Go over the entries below line by line, copying each one that contains the word "Poission".

[Source records]
++++++++++++++++++++

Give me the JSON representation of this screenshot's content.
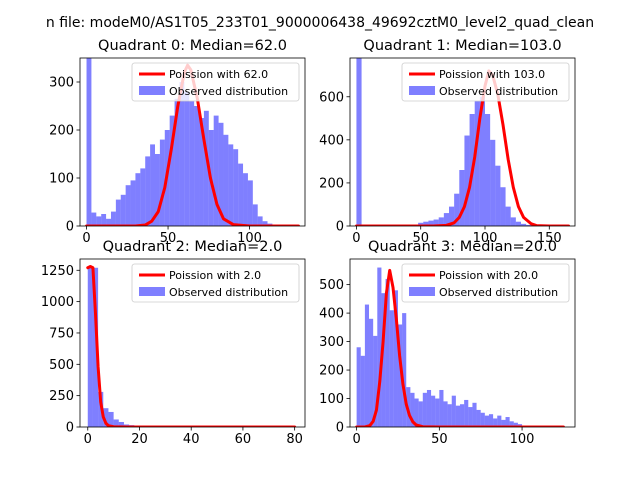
{
  "figure": {
    "suptitle": "n file: modeM0/AS1T05_233T01_9000006438_49692cztM0_level2_quad_clean"
  },
  "colors": {
    "histogram": "#0000ff",
    "poisson": "#ff0000",
    "axis": "#000000"
  },
  "chart_data": [
    {
      "type": "bar+line",
      "title": "Quadrant 0: Median=62.0",
      "xlim": [
        -4,
        134
      ],
      "ylim": [
        0,
        350
      ],
      "xticks": [
        0,
        50,
        100
      ],
      "yticks": [
        0,
        100,
        200,
        300
      ],
      "legend": {
        "position": "top-right",
        "line_label": "Poission with 62.0",
        "hist_label": "Observed distribution"
      },
      "histogram": {
        "bin_start": 0,
        "bin_width": 3,
        "counts": [
          350,
          28,
          20,
          25,
          15,
          30,
          55,
          65,
          85,
          95,
          110,
          120,
          145,
          170,
          150,
          180,
          200,
          230,
          265,
          300,
          280,
          260,
          250,
          225,
          240,
          200,
          230,
          215,
          190,
          170,
          160,
          130,
          110,
          95,
          45,
          20,
          10,
          5,
          3,
          0,
          0,
          0,
          0
        ]
      },
      "poisson": {
        "x": [
          0,
          20,
          30,
          36,
          40,
          44,
          48,
          52,
          56,
          60,
          62,
          64,
          68,
          72,
          76,
          80,
          84,
          90,
          100,
          110,
          120,
          130
        ],
        "y": [
          0,
          0,
          0,
          2,
          10,
          30,
          80,
          160,
          250,
          320,
          335,
          325,
          265,
          180,
          100,
          45,
          15,
          3,
          0,
          0,
          0,
          0
        ]
      }
    },
    {
      "type": "bar+line",
      "title": "Quadrant 1: Median=103.0",
      "xlim": [
        -5,
        170
      ],
      "ylim": [
        0,
        780
      ],
      "xticks": [
        0,
        50,
        100,
        150
      ],
      "yticks": [
        0,
        200,
        400,
        600
      ],
      "legend": {
        "position": "top-right",
        "line_label": "Poission with 103.0",
        "hist_label": "Observed distribution"
      },
      "histogram": {
        "bin_start": 0,
        "bin_width": 4,
        "counts": [
          780,
          0,
          0,
          0,
          0,
          0,
          0,
          0,
          0,
          0,
          0,
          0,
          15,
          20,
          25,
          30,
          40,
          60,
          90,
          150,
          260,
          420,
          520,
          580,
          600,
          520,
          400,
          280,
          180,
          90,
          40,
          20,
          10,
          5,
          3,
          2,
          0,
          0,
          0,
          0,
          0
        ]
      },
      "poisson": {
        "x": [
          0,
          40,
          60,
          70,
          76,
          80,
          84,
          88,
          92,
          96,
          100,
          103,
          106,
          110,
          114,
          118,
          122,
          126,
          130,
          136,
          140,
          150,
          160,
          165
        ],
        "y": [
          0,
          0,
          0,
          3,
          15,
          40,
          90,
          180,
          320,
          500,
          650,
          720,
          700,
          610,
          470,
          310,
          180,
          90,
          40,
          10,
          2,
          0,
          0,
          0
        ]
      }
    },
    {
      "type": "bar+line",
      "title": "Quadrant 2: Median=2.0",
      "xlim": [
        -3,
        84
      ],
      "ylim": [
        0,
        1340
      ],
      "xticks": [
        0,
        20,
        40,
        60,
        80
      ],
      "yticks": [
        0,
        250,
        500,
        750,
        1000,
        1250
      ],
      "legend": {
        "position": "top-right",
        "line_label": "Poission with 2.0",
        "hist_label": "Observed distribution"
      },
      "histogram": {
        "bin_start": 0,
        "bin_width": 2,
        "counts": [
          1280,
          1270,
          280,
          150,
          120,
          60,
          40,
          20,
          15,
          10,
          12,
          8,
          5,
          4,
          3,
          0,
          0,
          0,
          0,
          0,
          0,
          0,
          0,
          0,
          0,
          0,
          0,
          0,
          0,
          0,
          0,
          0,
          0,
          0,
          0,
          0,
          0,
          0,
          0,
          0
        ]
      },
      "poisson": {
        "x": [
          0,
          1,
          2,
          3,
          4,
          5,
          6,
          7,
          8,
          10,
          15,
          20,
          40,
          60,
          80
        ],
        "y": [
          1270,
          1280,
          1270,
          900,
          480,
          200,
          80,
          30,
          10,
          2,
          0,
          0,
          0,
          0,
          0
        ]
      }
    },
    {
      "type": "bar+line",
      "title": "Quadrant 3: Median=20.0",
      "xlim": [
        -4,
        132
      ],
      "ylim": [
        0,
        590
      ],
      "xticks": [
        0,
        50,
        100
      ],
      "yticks": [
        0,
        100,
        200,
        300,
        400,
        500
      ],
      "legend": {
        "position": "top-right",
        "line_label": "Poission with 20.0",
        "hist_label": "Observed distribution"
      },
      "histogram": {
        "bin_start": 0,
        "bin_width": 2.5,
        "counts": [
          280,
          250,
          430,
          380,
          320,
          560,
          470,
          520,
          410,
          480,
          360,
          400,
          140,
          120,
          100,
          90,
          120,
          130,
          110,
          100,
          130,
          90,
          80,
          110,
          75,
          80,
          95,
          70,
          85,
          60,
          50,
          40,
          45,
          30,
          40,
          25,
          35,
          20,
          15,
          10,
          5,
          3,
          2,
          0,
          0,
          0,
          0,
          0,
          0,
          0
        ]
      },
      "poisson": {
        "x": [
          0,
          5,
          8,
          10,
          12,
          14,
          16,
          18,
          20,
          22,
          24,
          26,
          28,
          30,
          32,
          34,
          36,
          40,
          50,
          60,
          80,
          100,
          125
        ],
        "y": [
          0,
          0,
          5,
          20,
          60,
          160,
          300,
          470,
          550,
          490,
          380,
          250,
          150,
          80,
          40,
          18,
          7,
          1,
          0,
          0,
          0,
          0,
          0
        ]
      }
    }
  ]
}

++++++++++++++++++++

> _Response_:
        "line_label": "Poission with 62.0",
        "line_label": "Poission with 103.0",
        "line_label": "Poission with 2.0",
        "line_label": "Poission with 20.0",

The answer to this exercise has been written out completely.